### [DO THIS]
Switch every "Restart ADB server" in the listing below to "Restart ADB daemon" and reproduce all other lines unchanged. Leave out the picture.

### [EXCERPTED RECORDS]
•••
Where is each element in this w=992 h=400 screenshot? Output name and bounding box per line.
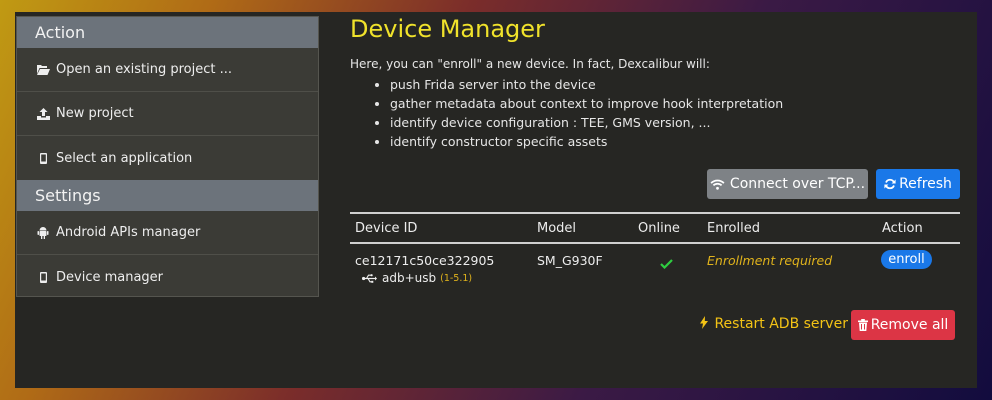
- restart-adb-label: Restart ADB server: [714, 316, 848, 332]
- sidebar-item-android-apis-manager[interactable]: Android APIs manager: [17, 211, 318, 255]
- restart-adb-button[interactable]: Restart ADB server: [700, 316, 848, 333]
- feature-list: push Frida server into the device gather…: [350, 75, 962, 151]
- device-id-cell: ce12171c50ce322905: [355, 253, 495, 268]
- mobile-icon: [36, 152, 50, 164]
- column-header-enrolled: Enrolled: [707, 221, 760, 236]
- connection-version: (1-5.1): [440, 272, 473, 284]
- android-icon: [36, 226, 50, 239]
- column-header-action: Action: [882, 221, 923, 236]
- list-item: push Frida server into the device: [390, 75, 962, 94]
- main-content: Device Manager Here, you can "enroll" a …: [350, 12, 962, 151]
- sidebar-item-open-project[interactable]: Open an existing project ...: [17, 48, 318, 92]
- trash-icon: [857, 319, 868, 331]
- list-item: identify device configuration : TEE, GMS…: [390, 113, 962, 132]
- list-item: gather metadata about context to improve…: [390, 94, 962, 113]
- sidebar-item-label: New project: [56, 106, 134, 121]
- remove-all-label: Remove all: [870, 317, 949, 333]
- online-check-icon: [660, 254, 673, 273]
- sidebar: Action Open an existing project ... New …: [16, 16, 319, 297]
- table-header-border: [350, 242, 960, 244]
- column-header-model: Model: [537, 221, 577, 236]
- upload-icon: [36, 107, 50, 120]
- sidebar-header-settings: Settings: [17, 180, 318, 211]
- connection-info: adb+usb (1-5.1): [362, 271, 472, 285]
- sidebar-header-action: Action: [17, 17, 318, 48]
- list-item: identify constructor specific assets: [390, 132, 962, 151]
- connect-tcp-button[interactable]: Connect over TCP...: [707, 169, 868, 199]
- sidebar-item-label: Select an application: [56, 150, 193, 166]
- folder-open-icon: [36, 64, 50, 75]
- refresh-button[interactable]: Refresh: [876, 169, 960, 199]
- mobile-icon: [36, 271, 50, 283]
- column-header-device-id: Device ID: [355, 221, 418, 236]
- sidebar-item-new-project[interactable]: New project: [17, 92, 318, 136]
- page-title: Device Manager: [350, 15, 545, 43]
- sidebar-item-device-manager[interactable]: Device manager: [17, 255, 318, 299]
- sidebar-item-select-application[interactable]: Select an application: [17, 136, 318, 180]
- bolt-icon: [700, 316, 708, 333]
- sidebar-item-label: Open an existing project ...: [56, 62, 233, 77]
- usb-icon: [362, 273, 377, 283]
- sidebar-item-label: Device manager: [56, 269, 164, 285]
- refresh-icon: [884, 178, 896, 190]
- model-cell: SM_G930F: [537, 253, 603, 268]
- wifi-icon: [710, 179, 725, 190]
- sidebar-item-label: Android APIs manager: [56, 225, 201, 240]
- connect-tcp-label: Connect over TCP...: [729, 176, 866, 192]
- enroll-button[interactable]: enroll: [881, 250, 932, 269]
- table-top-border: [350, 212, 960, 214]
- column-header-online: Online: [638, 221, 680, 236]
- remove-all-button[interactable]: Remove all: [851, 310, 955, 340]
- connection-type: adb+usb: [382, 271, 437, 285]
- refresh-label: Refresh: [899, 176, 952, 192]
- intro-text: Here, you can "enroll" a new device. In …: [350, 57, 710, 71]
- enrolled-status: Enrollment required: [707, 253, 833, 268]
•••
### [THE RESULT]
Where is each element in this w=992 h=400 screenshot? Output name and bounding box per line.
- restart-adb-label: Restart ADB daemon: [714, 316, 848, 332]
- sidebar-item-android-apis-manager[interactable]: Android APIs manager: [17, 211, 318, 255]
- restart-adb-button[interactable]: Restart ADB daemon: [700, 316, 848, 333]
- feature-list: push Frida server into the device gather…: [350, 75, 962, 151]
- device-id-cell: ce12171c50ce322905: [355, 253, 495, 268]
- mobile-icon: [36, 152, 50, 164]
- column-header-enrolled: Enrolled: [707, 221, 760, 236]
- connection-version: (1-5.1): [440, 272, 473, 284]
- android-icon: [36, 226, 50, 239]
- column-header-action: Action: [882, 221, 923, 236]
- list-item: push Frida server into the device: [390, 75, 962, 94]
- main-content: Device Manager Here, you can "enroll" a …: [350, 12, 962, 151]
- sidebar-item-open-project[interactable]: Open an existing project ...: [17, 48, 318, 92]
- trash-icon: [857, 319, 868, 331]
- list-item: identify device configuration : TEE, GMS…: [390, 113, 962, 132]
- list-item: gather metadata about context to improve…: [390, 94, 962, 113]
- sidebar-item-label: New project: [56, 106, 134, 121]
- remove-all-label: Remove all: [870, 317, 949, 333]
- online-check-icon: [660, 254, 673, 273]
- sidebar: Action Open an existing project ... New …: [16, 16, 319, 297]
- table-header-border: [350, 242, 960, 244]
- column-header-model: Model: [537, 221, 577, 236]
- upload-icon: [36, 107, 50, 120]
- sidebar-header-settings: Settings: [17, 180, 318, 211]
- connection-info: adb+usb (1-5.1): [362, 271, 472, 285]
- sidebar-header-action: Action: [17, 17, 318, 48]
- list-item: identify constructor specific assets: [390, 132, 962, 151]
- connect-tcp-button[interactable]: Connect over TCP...: [707, 169, 868, 199]
- sidebar-item-label: Select an application: [56, 150, 193, 166]
- folder-open-icon: [36, 64, 50, 75]
- refresh-button[interactable]: Refresh: [876, 169, 960, 199]
- mobile-icon: [36, 271, 50, 283]
- column-header-device-id: Device ID: [355, 221, 418, 236]
- sidebar-item-new-project[interactable]: New project: [17, 92, 318, 136]
- page-title: Device Manager: [350, 15, 545, 43]
- sidebar-item-device-manager[interactable]: Device manager: [17, 255, 318, 299]
- sidebar-item-select-application[interactable]: Select an application: [17, 136, 318, 180]
- bolt-icon: [700, 316, 708, 333]
- sidebar-item-label: Open an existing project ...: [56, 62, 233, 77]
- usb-icon: [362, 273, 377, 283]
- sidebar-item-label: Device manager: [56, 269, 164, 285]
- refresh-icon: [884, 178, 896, 190]
- model-cell: SM_G930F: [537, 253, 603, 268]
- wifi-icon: [710, 179, 725, 190]
- sidebar-item-label: Android APIs manager: [56, 225, 201, 240]
- connect-tcp-label: Connect over TCP...: [729, 176, 866, 192]
- enroll-button[interactable]: enroll: [881, 250, 932, 269]
- table-top-border: [350, 212, 960, 214]
- column-header-online: Online: [638, 221, 680, 236]
- remove-all-button[interactable]: Remove all: [851, 310, 955, 340]
- connection-type: adb+usb: [382, 271, 437, 285]
- refresh-label: Refresh: [899, 176, 952, 192]
- intro-text: Here, you can "enroll" a new device. In …: [350, 57, 710, 71]
- enrolled-status: Enrollment required: [707, 253, 833, 268]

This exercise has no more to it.